### WHAT THE TASK REQUIRES
Check each line of the material below for "apache". Report how many have it, with no other words.

### GIVEN RECORDS
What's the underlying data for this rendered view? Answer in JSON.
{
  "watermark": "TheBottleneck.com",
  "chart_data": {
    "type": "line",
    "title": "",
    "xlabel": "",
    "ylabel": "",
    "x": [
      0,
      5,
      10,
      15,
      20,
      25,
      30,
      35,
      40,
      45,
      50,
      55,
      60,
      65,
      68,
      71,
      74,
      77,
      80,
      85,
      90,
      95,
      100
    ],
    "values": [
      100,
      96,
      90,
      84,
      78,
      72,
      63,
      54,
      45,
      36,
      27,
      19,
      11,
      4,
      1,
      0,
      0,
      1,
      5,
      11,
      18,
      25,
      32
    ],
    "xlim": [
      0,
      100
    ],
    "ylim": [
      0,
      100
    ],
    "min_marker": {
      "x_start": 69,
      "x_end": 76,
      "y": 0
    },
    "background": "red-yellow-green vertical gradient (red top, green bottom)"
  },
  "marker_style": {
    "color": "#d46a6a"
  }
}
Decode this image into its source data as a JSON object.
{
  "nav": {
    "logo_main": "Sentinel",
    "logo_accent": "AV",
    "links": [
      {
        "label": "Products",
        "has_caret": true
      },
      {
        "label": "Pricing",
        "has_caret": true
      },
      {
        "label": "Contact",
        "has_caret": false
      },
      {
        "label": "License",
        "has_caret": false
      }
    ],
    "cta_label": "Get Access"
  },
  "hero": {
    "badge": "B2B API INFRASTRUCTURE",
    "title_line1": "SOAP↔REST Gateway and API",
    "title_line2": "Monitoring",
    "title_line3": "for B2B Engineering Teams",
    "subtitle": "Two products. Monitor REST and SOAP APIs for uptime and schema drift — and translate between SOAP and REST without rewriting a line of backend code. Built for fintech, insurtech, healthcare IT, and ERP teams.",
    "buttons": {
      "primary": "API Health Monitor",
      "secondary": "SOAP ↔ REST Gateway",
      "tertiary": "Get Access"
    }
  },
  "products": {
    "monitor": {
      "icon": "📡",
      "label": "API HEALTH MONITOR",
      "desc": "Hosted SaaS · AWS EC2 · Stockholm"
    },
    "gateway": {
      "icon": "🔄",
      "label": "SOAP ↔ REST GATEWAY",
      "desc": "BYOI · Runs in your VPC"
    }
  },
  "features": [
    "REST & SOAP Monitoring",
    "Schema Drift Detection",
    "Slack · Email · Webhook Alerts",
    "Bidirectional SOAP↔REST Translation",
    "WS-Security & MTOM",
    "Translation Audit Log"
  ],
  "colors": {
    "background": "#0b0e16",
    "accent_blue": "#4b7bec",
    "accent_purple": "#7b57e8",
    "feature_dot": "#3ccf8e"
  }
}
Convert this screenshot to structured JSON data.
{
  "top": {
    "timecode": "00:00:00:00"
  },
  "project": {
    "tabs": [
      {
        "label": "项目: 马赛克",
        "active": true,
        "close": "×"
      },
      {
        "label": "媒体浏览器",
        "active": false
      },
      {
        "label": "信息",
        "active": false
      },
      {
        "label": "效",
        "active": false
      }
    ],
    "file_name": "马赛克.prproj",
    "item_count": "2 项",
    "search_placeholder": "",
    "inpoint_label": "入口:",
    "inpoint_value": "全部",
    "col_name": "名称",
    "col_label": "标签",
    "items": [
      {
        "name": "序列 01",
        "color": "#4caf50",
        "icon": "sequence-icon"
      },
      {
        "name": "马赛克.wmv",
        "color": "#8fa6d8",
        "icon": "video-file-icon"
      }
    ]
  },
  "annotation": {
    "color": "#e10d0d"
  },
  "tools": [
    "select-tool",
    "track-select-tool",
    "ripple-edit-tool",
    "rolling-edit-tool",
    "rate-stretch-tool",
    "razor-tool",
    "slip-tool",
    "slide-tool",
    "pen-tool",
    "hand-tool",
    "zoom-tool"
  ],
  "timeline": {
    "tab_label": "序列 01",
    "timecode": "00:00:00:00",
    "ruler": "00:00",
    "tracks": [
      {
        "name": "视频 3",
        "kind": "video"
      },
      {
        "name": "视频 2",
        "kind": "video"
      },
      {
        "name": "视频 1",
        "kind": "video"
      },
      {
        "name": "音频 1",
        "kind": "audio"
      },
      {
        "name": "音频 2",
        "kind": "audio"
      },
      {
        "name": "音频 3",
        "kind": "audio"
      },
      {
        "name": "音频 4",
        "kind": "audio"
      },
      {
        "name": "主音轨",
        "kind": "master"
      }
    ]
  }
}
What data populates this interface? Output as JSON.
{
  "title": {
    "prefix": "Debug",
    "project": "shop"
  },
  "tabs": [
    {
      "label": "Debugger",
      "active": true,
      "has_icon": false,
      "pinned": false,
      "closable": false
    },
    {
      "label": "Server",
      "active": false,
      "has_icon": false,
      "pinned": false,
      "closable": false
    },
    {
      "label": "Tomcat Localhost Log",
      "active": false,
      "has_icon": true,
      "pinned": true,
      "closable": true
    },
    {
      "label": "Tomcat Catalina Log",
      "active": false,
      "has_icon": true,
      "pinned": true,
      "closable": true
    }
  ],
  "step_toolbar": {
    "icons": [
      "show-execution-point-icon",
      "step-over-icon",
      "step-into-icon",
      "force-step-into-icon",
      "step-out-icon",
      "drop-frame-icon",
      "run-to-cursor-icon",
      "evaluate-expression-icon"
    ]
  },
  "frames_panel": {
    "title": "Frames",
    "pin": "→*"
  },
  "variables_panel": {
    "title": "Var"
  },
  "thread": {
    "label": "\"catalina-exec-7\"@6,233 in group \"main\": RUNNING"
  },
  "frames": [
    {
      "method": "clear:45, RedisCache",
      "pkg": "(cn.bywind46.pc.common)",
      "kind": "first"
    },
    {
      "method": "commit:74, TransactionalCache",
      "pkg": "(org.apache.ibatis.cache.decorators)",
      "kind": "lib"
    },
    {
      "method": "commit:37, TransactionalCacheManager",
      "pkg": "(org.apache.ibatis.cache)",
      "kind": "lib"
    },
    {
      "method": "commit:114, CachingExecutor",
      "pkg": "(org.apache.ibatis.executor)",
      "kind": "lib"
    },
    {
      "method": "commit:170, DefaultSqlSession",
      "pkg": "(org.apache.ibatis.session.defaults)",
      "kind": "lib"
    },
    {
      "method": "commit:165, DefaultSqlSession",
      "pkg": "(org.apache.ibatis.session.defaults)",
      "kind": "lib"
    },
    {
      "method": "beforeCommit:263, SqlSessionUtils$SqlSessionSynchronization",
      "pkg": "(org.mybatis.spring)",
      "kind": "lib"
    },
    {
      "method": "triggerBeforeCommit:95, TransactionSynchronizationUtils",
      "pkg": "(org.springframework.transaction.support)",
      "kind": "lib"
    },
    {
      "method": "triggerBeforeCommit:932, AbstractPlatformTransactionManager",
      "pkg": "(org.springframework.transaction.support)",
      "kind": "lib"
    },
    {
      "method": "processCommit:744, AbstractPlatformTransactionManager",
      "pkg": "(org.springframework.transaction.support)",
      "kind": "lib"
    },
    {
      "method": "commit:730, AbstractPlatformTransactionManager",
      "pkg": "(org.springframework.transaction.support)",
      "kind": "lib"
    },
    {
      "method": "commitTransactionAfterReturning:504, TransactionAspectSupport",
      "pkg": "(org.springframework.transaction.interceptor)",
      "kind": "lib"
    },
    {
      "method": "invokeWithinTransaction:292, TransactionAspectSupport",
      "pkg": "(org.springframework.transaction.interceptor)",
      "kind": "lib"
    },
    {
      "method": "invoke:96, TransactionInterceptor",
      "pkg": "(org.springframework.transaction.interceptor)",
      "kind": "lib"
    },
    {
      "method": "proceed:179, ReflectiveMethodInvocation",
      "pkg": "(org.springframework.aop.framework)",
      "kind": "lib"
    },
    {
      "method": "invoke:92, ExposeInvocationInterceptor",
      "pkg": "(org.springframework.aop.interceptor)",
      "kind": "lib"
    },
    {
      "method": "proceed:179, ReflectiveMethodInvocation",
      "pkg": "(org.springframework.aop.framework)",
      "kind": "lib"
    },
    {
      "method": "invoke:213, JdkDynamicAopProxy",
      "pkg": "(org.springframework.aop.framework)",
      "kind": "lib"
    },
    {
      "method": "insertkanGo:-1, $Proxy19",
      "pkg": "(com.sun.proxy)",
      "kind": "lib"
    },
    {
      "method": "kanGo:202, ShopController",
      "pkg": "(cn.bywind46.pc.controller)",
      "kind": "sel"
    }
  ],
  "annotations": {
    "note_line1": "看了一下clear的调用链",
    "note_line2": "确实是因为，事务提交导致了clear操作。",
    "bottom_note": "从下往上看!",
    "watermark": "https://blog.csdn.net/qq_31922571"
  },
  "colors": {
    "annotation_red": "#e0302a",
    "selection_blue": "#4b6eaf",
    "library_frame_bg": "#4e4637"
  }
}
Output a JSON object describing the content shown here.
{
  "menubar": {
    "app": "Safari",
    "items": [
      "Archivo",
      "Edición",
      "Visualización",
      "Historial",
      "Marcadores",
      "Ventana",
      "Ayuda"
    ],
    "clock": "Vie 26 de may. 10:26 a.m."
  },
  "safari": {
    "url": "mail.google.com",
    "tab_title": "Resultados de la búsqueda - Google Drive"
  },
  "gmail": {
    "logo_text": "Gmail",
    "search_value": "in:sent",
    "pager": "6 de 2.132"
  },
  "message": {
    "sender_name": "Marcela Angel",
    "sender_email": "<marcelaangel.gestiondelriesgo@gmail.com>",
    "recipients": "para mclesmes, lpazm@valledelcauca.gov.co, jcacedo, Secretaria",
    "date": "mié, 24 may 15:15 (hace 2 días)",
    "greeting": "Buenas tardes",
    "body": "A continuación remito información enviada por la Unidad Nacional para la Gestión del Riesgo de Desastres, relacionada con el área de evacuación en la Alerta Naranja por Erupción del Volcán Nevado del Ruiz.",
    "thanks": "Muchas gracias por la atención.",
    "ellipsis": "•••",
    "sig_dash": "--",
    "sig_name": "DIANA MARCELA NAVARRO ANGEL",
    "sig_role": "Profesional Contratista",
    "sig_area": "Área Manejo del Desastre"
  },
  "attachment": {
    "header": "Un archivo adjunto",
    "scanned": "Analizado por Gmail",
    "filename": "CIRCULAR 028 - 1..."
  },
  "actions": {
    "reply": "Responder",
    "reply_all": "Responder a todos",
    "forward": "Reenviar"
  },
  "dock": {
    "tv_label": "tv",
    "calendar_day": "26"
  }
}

### EXERCISE RESPONSE
5